§ Problem statement:
For the data below, report only the number of lines containing the string "USDCNH".

Stored data entries

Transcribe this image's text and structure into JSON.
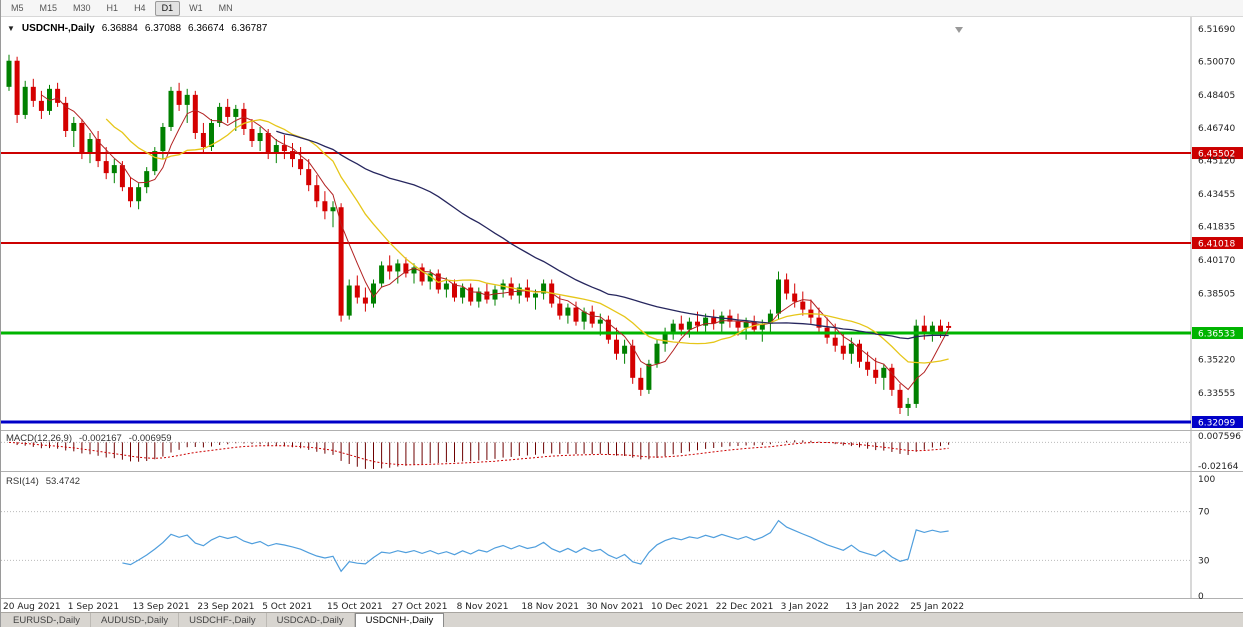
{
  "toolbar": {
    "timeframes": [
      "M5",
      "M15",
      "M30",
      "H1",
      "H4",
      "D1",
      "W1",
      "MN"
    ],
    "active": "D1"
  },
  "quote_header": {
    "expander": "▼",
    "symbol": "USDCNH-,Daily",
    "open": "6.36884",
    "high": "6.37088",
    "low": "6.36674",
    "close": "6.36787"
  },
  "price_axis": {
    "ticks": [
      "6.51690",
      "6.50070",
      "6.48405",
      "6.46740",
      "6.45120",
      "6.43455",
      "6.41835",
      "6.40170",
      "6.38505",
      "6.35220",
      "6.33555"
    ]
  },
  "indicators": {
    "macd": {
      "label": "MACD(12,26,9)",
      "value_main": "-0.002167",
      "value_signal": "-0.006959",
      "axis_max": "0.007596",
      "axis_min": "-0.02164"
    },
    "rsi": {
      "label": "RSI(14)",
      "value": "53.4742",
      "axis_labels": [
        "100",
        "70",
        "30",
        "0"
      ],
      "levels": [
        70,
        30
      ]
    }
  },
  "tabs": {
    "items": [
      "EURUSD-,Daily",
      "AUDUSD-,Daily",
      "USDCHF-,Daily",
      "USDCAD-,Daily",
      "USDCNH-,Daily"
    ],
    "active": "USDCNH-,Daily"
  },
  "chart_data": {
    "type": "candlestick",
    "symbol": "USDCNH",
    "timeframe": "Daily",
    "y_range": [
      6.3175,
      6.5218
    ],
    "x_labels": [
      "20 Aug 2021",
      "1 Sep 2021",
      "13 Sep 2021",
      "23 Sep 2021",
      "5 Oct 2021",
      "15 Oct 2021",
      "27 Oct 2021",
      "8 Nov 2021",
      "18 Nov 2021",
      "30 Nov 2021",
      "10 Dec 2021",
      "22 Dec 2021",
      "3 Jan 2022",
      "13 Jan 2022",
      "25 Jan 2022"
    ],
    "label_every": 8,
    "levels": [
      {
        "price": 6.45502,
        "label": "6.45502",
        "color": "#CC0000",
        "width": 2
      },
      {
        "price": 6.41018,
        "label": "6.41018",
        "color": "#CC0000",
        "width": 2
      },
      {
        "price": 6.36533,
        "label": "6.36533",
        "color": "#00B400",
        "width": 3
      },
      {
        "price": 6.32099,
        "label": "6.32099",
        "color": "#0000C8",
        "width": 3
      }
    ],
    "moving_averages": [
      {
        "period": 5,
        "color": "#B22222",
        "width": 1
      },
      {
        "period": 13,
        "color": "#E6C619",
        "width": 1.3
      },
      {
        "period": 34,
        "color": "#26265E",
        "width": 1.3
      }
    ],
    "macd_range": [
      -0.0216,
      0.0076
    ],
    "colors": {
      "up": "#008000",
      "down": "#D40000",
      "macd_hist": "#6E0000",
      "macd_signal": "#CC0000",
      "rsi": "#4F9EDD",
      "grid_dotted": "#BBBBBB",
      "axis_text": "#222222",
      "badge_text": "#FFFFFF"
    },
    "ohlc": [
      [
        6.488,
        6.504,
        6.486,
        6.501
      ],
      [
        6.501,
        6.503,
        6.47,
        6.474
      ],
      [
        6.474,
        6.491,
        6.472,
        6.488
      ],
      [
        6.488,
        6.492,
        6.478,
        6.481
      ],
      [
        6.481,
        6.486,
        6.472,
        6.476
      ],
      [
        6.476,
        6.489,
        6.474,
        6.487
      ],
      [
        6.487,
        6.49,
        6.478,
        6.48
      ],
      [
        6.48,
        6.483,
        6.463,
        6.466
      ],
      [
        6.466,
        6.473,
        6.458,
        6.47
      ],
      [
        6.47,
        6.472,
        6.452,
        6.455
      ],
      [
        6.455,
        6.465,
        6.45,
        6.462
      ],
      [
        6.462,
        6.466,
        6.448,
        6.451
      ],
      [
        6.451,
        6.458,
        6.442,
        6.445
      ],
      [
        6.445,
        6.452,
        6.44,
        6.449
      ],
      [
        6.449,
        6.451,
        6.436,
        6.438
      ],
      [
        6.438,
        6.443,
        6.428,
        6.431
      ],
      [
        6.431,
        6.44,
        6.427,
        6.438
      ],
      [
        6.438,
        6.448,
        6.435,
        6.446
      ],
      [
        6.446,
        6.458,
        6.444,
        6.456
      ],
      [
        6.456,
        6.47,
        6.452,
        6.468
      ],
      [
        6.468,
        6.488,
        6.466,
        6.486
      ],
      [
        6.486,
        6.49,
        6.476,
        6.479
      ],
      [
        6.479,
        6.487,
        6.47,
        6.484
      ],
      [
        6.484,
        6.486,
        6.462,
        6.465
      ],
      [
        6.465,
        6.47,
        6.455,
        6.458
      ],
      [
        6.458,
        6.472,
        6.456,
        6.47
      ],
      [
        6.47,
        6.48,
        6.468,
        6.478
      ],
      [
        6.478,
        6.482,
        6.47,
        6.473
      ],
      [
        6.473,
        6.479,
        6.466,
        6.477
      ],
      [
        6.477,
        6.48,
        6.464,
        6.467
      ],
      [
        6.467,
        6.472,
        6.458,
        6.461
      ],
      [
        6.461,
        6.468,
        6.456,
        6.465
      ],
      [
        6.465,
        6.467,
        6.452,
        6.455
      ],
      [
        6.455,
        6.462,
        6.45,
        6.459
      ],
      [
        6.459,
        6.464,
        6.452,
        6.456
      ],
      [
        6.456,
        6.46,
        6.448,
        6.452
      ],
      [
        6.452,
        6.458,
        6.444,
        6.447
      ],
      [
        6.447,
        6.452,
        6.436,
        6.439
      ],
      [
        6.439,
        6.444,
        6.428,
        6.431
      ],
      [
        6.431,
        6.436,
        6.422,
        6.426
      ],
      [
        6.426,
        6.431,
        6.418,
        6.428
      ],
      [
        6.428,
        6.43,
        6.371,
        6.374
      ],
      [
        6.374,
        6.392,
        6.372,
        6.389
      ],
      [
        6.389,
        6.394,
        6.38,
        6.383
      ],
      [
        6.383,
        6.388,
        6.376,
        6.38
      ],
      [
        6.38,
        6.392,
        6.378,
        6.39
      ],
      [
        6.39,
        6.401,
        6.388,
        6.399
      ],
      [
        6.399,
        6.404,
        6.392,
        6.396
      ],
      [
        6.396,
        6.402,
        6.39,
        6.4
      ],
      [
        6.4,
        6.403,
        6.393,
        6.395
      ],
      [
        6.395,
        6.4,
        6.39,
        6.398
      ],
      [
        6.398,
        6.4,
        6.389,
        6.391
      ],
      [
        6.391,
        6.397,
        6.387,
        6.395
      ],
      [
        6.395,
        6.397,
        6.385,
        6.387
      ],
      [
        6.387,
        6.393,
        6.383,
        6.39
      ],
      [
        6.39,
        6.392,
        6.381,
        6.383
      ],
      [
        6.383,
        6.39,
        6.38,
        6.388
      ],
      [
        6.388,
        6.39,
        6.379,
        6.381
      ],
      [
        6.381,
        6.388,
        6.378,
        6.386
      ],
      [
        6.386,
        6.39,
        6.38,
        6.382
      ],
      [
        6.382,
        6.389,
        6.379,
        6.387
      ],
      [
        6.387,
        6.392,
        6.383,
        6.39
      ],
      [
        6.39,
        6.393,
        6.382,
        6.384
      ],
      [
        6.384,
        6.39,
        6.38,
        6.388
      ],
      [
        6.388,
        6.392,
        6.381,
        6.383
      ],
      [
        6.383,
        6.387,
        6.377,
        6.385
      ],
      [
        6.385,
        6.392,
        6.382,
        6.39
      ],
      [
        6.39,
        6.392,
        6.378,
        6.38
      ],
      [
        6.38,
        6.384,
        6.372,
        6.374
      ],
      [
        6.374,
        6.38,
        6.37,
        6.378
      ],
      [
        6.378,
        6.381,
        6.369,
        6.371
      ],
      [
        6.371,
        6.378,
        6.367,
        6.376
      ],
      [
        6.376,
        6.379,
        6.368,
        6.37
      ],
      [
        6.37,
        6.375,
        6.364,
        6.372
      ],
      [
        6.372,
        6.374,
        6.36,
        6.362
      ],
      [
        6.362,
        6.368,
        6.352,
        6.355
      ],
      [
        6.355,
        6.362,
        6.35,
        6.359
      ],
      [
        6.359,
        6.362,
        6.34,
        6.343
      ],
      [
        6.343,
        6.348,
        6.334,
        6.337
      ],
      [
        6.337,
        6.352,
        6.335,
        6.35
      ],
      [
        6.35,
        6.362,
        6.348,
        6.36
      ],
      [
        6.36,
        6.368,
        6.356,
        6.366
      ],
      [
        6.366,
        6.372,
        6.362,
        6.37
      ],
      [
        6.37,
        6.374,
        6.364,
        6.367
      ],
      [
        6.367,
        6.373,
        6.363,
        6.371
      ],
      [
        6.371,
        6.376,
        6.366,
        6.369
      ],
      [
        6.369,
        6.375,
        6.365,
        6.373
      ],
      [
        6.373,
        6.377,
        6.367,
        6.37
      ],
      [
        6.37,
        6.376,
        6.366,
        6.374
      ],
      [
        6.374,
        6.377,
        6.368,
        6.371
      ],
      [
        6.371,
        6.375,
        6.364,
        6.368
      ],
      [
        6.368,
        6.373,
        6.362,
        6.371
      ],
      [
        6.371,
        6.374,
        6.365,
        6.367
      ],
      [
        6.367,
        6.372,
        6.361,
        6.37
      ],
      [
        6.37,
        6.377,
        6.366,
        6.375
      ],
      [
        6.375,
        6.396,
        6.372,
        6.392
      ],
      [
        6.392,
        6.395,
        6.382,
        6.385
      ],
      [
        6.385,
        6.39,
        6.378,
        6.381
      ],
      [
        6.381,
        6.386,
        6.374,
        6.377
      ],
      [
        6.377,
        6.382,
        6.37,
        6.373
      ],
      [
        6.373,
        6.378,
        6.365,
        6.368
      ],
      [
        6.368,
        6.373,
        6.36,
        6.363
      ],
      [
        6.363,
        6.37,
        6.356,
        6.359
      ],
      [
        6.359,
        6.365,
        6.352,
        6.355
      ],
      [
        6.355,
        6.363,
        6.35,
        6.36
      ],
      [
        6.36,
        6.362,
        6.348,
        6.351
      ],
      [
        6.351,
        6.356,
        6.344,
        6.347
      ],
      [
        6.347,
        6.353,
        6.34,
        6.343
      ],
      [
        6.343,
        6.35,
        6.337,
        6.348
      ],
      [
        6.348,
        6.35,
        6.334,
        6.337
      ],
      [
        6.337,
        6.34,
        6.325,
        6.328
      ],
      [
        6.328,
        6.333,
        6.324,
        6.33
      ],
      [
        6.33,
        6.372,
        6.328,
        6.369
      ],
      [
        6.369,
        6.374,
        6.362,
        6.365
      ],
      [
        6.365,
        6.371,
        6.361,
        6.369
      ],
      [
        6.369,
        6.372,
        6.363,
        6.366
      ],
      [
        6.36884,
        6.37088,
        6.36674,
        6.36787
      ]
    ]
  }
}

...

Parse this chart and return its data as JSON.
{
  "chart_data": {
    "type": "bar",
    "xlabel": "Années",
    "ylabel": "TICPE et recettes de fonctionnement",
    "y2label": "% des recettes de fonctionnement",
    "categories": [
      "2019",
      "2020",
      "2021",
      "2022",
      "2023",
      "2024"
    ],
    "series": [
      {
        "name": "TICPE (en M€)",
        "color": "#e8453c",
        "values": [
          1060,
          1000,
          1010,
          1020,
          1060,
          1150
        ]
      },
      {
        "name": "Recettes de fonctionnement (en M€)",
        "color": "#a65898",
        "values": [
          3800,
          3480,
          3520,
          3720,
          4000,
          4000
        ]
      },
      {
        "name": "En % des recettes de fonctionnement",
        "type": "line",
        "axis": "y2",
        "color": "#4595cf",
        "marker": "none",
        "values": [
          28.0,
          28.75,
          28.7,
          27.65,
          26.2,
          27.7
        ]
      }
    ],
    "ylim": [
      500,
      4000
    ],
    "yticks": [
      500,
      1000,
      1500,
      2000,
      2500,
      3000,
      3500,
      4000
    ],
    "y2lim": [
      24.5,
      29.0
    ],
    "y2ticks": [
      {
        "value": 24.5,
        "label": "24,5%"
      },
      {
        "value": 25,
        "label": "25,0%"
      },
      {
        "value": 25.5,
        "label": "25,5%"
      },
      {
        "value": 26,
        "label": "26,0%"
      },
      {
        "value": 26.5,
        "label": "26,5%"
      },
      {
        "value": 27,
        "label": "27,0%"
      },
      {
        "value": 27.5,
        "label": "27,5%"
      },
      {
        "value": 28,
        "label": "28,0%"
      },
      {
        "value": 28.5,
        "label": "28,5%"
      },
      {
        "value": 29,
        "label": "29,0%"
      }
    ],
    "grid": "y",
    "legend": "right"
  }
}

§ Worked solution:
4